- **DIRECTIVES**
a – In the thread on attaching stop work notices, where does mtlogcabin tape the notice once a window has been installed?
b – In the thread on attaching stop work notices, why does Alias use duct tape to attach them?

# Attaching Stop Work Notice



## D a v e W (Apr 5, 2010)

Ok this should be a interesting response. What method by which do you attach Stop Work Notice to a building/structure. For example; duct tape, scotch tape, glue gun, glue stick, paper clip, nail gun, staple gun, 6d cooler, nail by hammer, etc.  The question has been rasied about danage to the structure, glue left behind by tape, holes in the wall or structure. Looking for everyone's thoughts or current practices. Thanks everyone!


----------



## Inspector Gift (Apr 6, 2010)

How about a 10" Gutter Nail to the front door?   (yes, I've seen it done.)


----------



## RickAstoria (Apr 6, 2010)

Yeah but I would be a real weenie by using a rail road spike or any one of those spikes used on those wooden docks used in Astoria.    

Howdy Terre. Going to have fun on Thursday classes going over Residential Building Codes with our local Building Inspector in Astoria. (Building Inspector not the official Building Official). Terre, you'll know who I'm talking about.


----------



## cboboggs (Apr 6, 2010)

We use either staples or clear packing tape. It really depends on the project and the surface the placard will be attached to. If the contractor is present, the stop work order is also accompanied by a uniformed police officer to keep the peace. We try not to post them whenever possible.


----------



## cda (Apr 6, 2010)

staple to gc's head, no damage to building, and gc may get the message????


----------



## jim baird (Apr 6, 2010)

by common sense only, including one or more of items on your list.


----------



## Mule (Apr 6, 2010)

On a structure that may get comments about the way we attach the notice we try to find someplace to slide the notice so that it is in a location noticable. Take a picture of it.

Now if it's on a structure where you couldn't tell or it's not going to damage anything, we will staple it but we still take a picture.


----------



## mtlogcabin (Apr 6, 2010)

Depends on the stage of construction. Staple if in the framing or non-finished drywall stage. Taped on a window if installed, glass is pretty easy to clean.


----------



## Bootleg (Apr 6, 2010)

Face to face with my business card I find works the best or if no one is on site I staple the stop work order with my business card with a desk stapler and take a photo.


----------



## Alias (Apr 6, 2010)

Duct tape.  I try to find a spot where it will not damage the project, like the chain link gate at the last one(reroof).  We have high winds here, usually daily, and things have a tendency to fly away if not taped securely.

Sue, living on the frontier


----------



## FredK (Apr 6, 2010)

- **RECORDS PROVIDED**

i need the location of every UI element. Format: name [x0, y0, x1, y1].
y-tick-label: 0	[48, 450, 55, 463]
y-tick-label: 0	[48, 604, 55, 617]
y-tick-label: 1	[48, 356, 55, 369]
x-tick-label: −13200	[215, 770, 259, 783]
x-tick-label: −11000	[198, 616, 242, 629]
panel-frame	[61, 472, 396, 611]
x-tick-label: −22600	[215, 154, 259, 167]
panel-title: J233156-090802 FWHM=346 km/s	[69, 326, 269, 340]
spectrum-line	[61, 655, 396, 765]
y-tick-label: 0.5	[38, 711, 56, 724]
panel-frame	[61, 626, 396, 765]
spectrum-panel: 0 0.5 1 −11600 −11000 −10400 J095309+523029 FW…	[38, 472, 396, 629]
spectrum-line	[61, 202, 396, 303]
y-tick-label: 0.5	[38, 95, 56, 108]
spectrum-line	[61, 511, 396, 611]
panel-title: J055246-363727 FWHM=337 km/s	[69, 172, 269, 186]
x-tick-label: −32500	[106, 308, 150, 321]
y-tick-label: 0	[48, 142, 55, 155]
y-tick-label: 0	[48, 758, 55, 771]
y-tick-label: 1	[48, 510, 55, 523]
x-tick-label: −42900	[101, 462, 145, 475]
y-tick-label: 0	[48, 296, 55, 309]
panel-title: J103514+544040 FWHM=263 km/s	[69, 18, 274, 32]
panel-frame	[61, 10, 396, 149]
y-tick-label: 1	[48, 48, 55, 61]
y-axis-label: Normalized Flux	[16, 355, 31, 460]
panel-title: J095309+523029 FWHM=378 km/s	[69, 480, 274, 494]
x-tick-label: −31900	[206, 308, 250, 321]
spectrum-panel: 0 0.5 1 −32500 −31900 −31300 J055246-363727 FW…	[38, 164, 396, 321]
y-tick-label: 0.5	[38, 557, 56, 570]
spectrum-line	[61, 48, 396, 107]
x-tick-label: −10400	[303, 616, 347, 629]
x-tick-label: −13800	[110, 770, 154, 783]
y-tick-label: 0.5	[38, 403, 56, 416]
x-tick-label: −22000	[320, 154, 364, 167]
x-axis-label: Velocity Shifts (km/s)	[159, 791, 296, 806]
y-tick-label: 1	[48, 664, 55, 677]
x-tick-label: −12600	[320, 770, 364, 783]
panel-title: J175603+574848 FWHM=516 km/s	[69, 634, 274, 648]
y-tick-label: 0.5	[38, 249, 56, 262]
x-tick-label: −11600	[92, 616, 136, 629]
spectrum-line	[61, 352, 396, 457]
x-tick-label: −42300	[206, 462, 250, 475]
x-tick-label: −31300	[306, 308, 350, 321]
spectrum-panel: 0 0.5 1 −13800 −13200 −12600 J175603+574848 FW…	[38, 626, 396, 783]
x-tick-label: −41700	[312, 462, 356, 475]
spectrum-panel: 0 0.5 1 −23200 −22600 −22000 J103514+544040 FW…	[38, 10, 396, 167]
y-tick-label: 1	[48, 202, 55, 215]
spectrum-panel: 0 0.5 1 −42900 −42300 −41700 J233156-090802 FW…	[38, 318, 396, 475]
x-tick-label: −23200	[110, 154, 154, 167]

- **SOLUTIONS PER TASK**
a – On the window.

b – The area gets high winds, usually every day, and anything not taped securely tends to fly away.